Objective: Write out the data below in full, unchanged, minus the images.

Extracted data entries:

— START —

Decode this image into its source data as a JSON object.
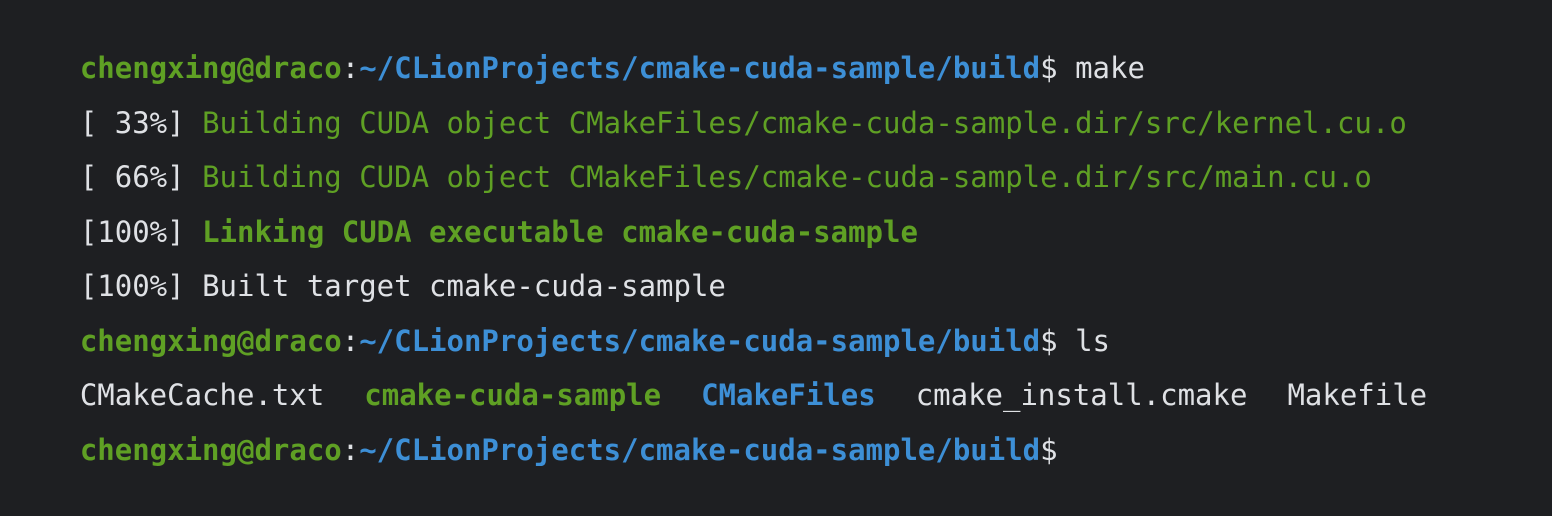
{
  "terminal": {
    "colors": {
      "background": "#1e1f22",
      "text": "#dfe1e5",
      "green": "#5fa024",
      "blue": "#3d8fd6"
    },
    "prompt": {
      "user_host": "chengxing@draco",
      "colon": ":",
      "path": "~/CLionProjects/cmake-cuda-sample/build",
      "symbol": "$"
    },
    "commands": {
      "make": " make",
      "ls": " ls"
    },
    "build_output": [
      {
        "percent": "[ 33%]",
        "message": "Building CUDA object CMakeFiles/cmake-cuda-sample.dir/src/kernel.cu.o"
      },
      {
        "percent": "[ 66%]",
        "message": "Building CUDA object CMakeFiles/cmake-cuda-sample.dir/src/main.cu.o"
      },
      {
        "percent": "[100%]",
        "message": "Linking CUDA executable cmake-cuda-sample"
      },
      {
        "percent": "[100%]",
        "message": "Built target cmake-cuda-sample"
      }
    ],
    "ls_output": [
      "CMakeCache.txt",
      "cmake-cuda-sample",
      "CMakeFiles",
      "cmake_install.cmake",
      "Makefile"
    ]
  }
}
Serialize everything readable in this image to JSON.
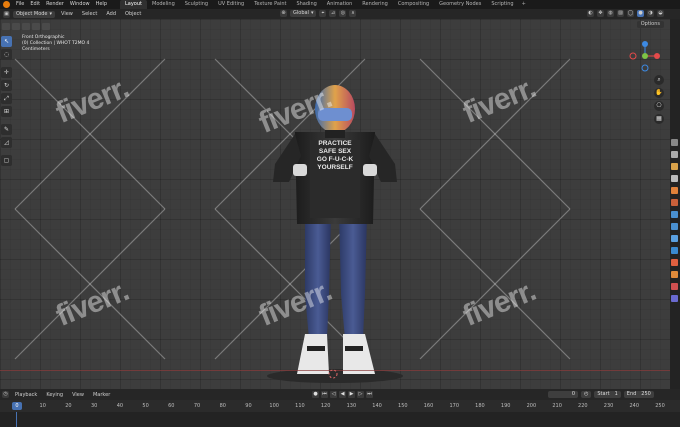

— END —

Task solution:
Decode this image into its source data as a JSON object.
{
  "terminal": {
    "colors": {
      "background": "#1e1f22",
      "text": "#dfe1e5",
      "green": "#5fa024",
      "blue": "#3d8fd6"
    },
    "prompt": {
      "user_host": "chengxing@draco",
      "colon": ":",
      "path": "~/CLionProjects/cmake-cuda-sample/build",
      "symbol": "$"
    },
    "commands": {
      "make": " make",
      "ls": " ls"
    },
    "build_output": [
      {
        "percent": "[ 33%]",
        "message": "Building CUDA object CMakeFiles/cmake-cuda-sample.dir/src/kernel.cu.o"
      },
      {
        "percent": "[ 66%]",
        "message": "Building CUDA object CMakeFiles/cmake-cuda-sample.dir/src/main.cu.o"
      },
      {
        "percent": "[100%]",
        "message": "Linking CUDA executable cmake-cuda-sample"
      },
      {
        "percent": "[100%]",
        "message": "Built target cmake-cuda-sample"
      }
    ],
    "ls_output": [
      "CMakeCache.txt",
      "cmake-cuda-sample",
      "CMakeFiles",
      "cmake_install.cmake",
      "Makefile"
    ]
  }
}
Serialize everything readable in this image to JSON.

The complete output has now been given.